» **Directions for this task**: From the listing below, extract every line in which the word "grid" appears.

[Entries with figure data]
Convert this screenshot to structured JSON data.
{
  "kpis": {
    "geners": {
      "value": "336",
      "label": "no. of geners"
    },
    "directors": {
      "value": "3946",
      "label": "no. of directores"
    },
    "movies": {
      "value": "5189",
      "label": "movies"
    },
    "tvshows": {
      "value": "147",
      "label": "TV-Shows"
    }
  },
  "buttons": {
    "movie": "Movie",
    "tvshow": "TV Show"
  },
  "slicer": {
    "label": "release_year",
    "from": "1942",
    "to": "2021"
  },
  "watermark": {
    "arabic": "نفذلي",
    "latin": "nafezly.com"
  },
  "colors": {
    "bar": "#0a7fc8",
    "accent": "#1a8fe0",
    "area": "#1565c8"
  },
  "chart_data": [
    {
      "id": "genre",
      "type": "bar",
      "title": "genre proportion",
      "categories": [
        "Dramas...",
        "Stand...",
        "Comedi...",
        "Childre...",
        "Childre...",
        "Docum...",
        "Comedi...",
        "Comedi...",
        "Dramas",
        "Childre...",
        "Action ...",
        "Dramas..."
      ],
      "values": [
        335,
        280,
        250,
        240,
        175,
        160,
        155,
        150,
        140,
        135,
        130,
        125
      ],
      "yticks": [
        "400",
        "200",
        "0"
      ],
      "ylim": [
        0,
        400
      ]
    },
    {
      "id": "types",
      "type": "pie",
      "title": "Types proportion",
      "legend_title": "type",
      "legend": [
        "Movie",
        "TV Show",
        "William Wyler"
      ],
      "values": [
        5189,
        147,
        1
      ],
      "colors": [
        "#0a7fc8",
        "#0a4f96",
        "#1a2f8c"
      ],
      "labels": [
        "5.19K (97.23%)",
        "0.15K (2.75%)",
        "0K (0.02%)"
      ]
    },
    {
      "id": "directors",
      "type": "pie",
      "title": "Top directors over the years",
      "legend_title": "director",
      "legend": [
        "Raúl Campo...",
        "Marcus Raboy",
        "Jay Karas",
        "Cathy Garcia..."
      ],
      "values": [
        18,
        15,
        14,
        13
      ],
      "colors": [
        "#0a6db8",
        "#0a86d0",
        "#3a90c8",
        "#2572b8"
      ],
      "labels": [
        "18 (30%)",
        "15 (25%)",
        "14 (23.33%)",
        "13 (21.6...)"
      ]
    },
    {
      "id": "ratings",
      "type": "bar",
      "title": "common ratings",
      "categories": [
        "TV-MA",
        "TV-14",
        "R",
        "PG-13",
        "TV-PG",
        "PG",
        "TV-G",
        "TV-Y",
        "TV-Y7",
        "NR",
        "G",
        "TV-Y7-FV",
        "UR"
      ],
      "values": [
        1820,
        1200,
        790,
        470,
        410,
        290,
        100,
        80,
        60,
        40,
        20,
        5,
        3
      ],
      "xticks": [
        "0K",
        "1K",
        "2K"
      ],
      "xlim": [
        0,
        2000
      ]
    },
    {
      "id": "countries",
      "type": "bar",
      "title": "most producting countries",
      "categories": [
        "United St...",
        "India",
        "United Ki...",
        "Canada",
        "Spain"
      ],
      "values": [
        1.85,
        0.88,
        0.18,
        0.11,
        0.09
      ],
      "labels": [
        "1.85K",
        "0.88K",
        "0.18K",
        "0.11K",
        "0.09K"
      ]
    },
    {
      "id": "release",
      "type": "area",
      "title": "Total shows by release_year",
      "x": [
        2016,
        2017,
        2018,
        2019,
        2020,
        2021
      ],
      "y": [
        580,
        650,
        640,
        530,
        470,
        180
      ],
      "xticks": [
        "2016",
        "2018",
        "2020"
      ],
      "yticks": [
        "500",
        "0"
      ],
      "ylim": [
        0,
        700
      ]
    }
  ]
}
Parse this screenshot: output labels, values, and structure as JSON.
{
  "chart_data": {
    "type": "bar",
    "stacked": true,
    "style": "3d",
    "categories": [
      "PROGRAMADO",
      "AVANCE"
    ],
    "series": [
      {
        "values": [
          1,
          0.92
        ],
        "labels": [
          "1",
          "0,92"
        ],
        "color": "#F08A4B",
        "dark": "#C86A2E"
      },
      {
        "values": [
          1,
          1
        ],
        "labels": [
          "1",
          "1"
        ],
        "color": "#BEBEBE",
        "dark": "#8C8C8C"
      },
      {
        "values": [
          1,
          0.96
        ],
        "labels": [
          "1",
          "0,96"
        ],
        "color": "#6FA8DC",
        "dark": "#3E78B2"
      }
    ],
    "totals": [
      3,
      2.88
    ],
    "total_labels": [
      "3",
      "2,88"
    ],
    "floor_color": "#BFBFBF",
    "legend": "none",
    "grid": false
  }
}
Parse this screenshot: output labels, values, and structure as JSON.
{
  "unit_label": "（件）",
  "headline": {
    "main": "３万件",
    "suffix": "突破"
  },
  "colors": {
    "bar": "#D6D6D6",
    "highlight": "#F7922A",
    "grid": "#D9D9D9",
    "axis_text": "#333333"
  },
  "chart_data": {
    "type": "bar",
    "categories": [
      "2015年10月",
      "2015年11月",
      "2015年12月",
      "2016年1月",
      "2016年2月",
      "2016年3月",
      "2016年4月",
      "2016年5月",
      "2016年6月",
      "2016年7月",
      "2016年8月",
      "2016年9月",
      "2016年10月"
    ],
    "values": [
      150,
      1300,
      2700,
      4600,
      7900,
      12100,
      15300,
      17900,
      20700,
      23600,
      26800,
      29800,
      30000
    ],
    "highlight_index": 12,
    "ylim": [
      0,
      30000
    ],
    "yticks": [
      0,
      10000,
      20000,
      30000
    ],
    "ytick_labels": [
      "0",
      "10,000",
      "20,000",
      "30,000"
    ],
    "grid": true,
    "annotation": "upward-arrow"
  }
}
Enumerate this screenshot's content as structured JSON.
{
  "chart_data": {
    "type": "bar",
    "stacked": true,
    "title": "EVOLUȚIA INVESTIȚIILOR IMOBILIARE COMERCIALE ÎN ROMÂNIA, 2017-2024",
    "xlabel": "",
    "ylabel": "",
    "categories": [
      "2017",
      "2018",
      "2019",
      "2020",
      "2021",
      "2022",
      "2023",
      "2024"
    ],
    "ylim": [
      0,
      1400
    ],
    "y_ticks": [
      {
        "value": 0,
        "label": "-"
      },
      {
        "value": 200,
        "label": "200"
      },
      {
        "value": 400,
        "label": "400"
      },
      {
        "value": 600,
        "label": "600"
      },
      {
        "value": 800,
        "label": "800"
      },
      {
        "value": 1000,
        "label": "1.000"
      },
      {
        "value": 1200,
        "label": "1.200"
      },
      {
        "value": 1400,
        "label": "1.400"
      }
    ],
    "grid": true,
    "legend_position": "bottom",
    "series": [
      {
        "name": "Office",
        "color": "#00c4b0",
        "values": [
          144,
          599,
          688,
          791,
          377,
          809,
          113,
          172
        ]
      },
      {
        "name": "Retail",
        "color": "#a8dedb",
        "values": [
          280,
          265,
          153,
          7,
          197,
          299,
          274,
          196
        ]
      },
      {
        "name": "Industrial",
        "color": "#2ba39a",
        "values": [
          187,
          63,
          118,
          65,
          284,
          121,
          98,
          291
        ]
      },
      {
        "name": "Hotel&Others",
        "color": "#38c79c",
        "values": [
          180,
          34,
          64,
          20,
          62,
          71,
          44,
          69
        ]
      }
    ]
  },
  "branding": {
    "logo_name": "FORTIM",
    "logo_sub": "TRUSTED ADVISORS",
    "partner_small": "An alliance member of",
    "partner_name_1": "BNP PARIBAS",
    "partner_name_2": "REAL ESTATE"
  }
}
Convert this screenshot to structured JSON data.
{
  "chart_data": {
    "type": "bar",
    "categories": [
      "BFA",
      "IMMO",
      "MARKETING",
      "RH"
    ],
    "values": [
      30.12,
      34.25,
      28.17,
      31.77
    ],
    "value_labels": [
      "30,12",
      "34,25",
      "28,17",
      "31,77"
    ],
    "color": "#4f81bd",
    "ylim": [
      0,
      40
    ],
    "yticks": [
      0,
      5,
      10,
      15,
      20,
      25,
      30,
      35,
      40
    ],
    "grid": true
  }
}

» **The output**:
    "grid": false
    "grid": "#D9D9D9",
    "grid": true,
    "grid": true,
    "grid": true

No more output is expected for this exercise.